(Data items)
===
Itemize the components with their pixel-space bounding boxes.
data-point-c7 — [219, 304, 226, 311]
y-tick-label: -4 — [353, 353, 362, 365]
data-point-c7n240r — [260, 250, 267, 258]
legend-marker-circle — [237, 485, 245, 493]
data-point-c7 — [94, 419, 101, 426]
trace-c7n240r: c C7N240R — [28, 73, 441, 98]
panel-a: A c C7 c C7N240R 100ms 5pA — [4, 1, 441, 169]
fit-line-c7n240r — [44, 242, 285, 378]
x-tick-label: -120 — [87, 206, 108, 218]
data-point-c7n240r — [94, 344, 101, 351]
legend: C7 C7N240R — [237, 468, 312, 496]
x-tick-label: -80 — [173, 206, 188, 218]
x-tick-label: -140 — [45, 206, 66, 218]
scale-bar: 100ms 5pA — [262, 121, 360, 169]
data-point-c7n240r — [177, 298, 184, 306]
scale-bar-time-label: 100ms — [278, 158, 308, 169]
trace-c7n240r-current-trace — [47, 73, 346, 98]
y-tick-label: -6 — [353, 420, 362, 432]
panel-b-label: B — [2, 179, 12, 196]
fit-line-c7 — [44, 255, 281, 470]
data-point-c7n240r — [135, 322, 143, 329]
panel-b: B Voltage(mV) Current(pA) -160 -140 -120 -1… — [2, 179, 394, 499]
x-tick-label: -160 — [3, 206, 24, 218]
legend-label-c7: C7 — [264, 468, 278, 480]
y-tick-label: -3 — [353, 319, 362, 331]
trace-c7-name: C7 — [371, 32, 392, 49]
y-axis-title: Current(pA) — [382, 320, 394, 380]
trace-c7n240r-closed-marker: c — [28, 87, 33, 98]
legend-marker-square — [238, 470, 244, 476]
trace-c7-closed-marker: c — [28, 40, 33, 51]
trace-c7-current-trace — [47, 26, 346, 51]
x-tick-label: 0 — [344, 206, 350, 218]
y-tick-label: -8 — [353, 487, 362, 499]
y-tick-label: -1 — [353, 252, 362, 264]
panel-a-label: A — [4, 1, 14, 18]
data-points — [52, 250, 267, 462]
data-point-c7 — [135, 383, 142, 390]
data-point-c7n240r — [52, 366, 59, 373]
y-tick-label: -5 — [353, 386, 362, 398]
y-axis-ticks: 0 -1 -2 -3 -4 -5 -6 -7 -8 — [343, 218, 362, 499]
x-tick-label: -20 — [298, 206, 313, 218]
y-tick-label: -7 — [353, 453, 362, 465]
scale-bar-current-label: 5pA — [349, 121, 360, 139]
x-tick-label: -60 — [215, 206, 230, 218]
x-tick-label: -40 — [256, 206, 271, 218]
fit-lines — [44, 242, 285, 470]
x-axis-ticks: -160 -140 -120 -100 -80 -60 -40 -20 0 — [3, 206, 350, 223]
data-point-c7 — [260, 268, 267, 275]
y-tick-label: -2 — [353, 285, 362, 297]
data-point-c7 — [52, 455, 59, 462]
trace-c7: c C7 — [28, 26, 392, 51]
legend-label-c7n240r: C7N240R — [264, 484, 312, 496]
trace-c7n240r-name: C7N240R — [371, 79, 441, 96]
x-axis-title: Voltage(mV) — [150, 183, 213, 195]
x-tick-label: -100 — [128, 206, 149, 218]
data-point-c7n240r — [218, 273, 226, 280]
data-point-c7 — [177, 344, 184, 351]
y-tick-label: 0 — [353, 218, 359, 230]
===
■ WORK REQUIRED
Duplicate all of the lines above without changing anything.

■ THE SOLUTION
Itemize the components with their pixel-space bounding boxes.
data-point-c7 — [219, 304, 226, 311]
y-tick-label: -4 — [353, 353, 362, 365]
data-point-c7n240r — [260, 250, 267, 258]
legend-marker-circle — [237, 485, 245, 493]
data-point-c7 — [94, 419, 101, 426]
trace-c7n240r: c C7N240R — [28, 73, 441, 98]
panel-a: A c C7 c C7N240R 100ms 5pA — [4, 1, 441, 169]
fit-line-c7n240r — [44, 242, 285, 378]
x-tick-label: -120 — [87, 206, 108, 218]
data-point-c7n240r — [94, 344, 101, 351]
legend: C7 C7N240R — [237, 468, 312, 496]
x-tick-label: -80 — [173, 206, 188, 218]
x-tick-label: -140 — [45, 206, 66, 218]
scale-bar: 100ms 5pA — [262, 121, 360, 169]
data-point-c7n240r — [177, 298, 184, 306]
scale-bar-time-label: 100ms — [278, 158, 308, 169]
trace-c7n240r-current-trace — [47, 73, 346, 98]
y-tick-label: -6 — [353, 420, 362, 432]
panel-b-label: B — [2, 179, 12, 196]
fit-line-c7 — [44, 255, 281, 470]
data-point-c7n240r — [135, 322, 143, 329]
panel-b: B Voltage(mV) Current(pA) -160 -140 -120 -1… — [2, 179, 394, 499]
x-tick-label: -160 — [3, 206, 24, 218]
legend-label-c7: C7 — [264, 468, 278, 480]
y-tick-label: -3 — [353, 319, 362, 331]
trace-c7-name: C7 — [371, 32, 392, 49]
y-axis-title: Current(pA) — [382, 320, 394, 380]
trace-c7n240r-closed-marker: c — [28, 87, 33, 98]
legend-marker-square — [238, 470, 244, 476]
trace-c7-closed-marker: c — [28, 40, 33, 51]
trace-c7-current-trace — [47, 26, 346, 51]
x-tick-label: 0 — [344, 206, 350, 218]
y-tick-label: -8 — [353, 487, 362, 499]
y-tick-label: -1 — [353, 252, 362, 264]
panel-a-label: A — [4, 1, 14, 18]
data-points — [52, 250, 267, 462]
data-point-c7 — [135, 383, 142, 390]
data-point-c7n240r — [52, 366, 59, 373]
y-tick-label: -5 — [353, 386, 362, 398]
y-axis-ticks: 0 -1 -2 -3 -4 -5 -6 -7 -8 — [343, 218, 362, 499]
x-tick-label: -20 — [298, 206, 313, 218]
y-tick-label: -7 — [353, 453, 362, 465]
scale-bar-current-label: 5pA — [349, 121, 360, 139]
x-tick-label: -60 — [215, 206, 230, 218]
x-tick-label: -40 — [256, 206, 271, 218]
fit-lines — [44, 242, 285, 470]
x-axis-ticks: -160 -140 -120 -100 -80 -60 -40 -20 0 — [3, 206, 350, 223]
data-point-c7 — [260, 268, 267, 275]
y-tick-label: -2 — [353, 285, 362, 297]
data-point-c7 — [52, 455, 59, 462]
trace-c7: c C7 — [28, 26, 392, 51]
legend-label-c7n240r: C7N240R — [264, 484, 312, 496]
trace-c7n240r-name: C7N240R — [371, 79, 441, 96]
x-axis-title: Voltage(mV) — [150, 183, 213, 195]
x-tick-label: -100 — [128, 206, 149, 218]
data-point-c7n240r — [218, 273, 226, 280]
data-point-c7 — [177, 344, 184, 351]
y-tick-label: 0 — [353, 218, 359, 230]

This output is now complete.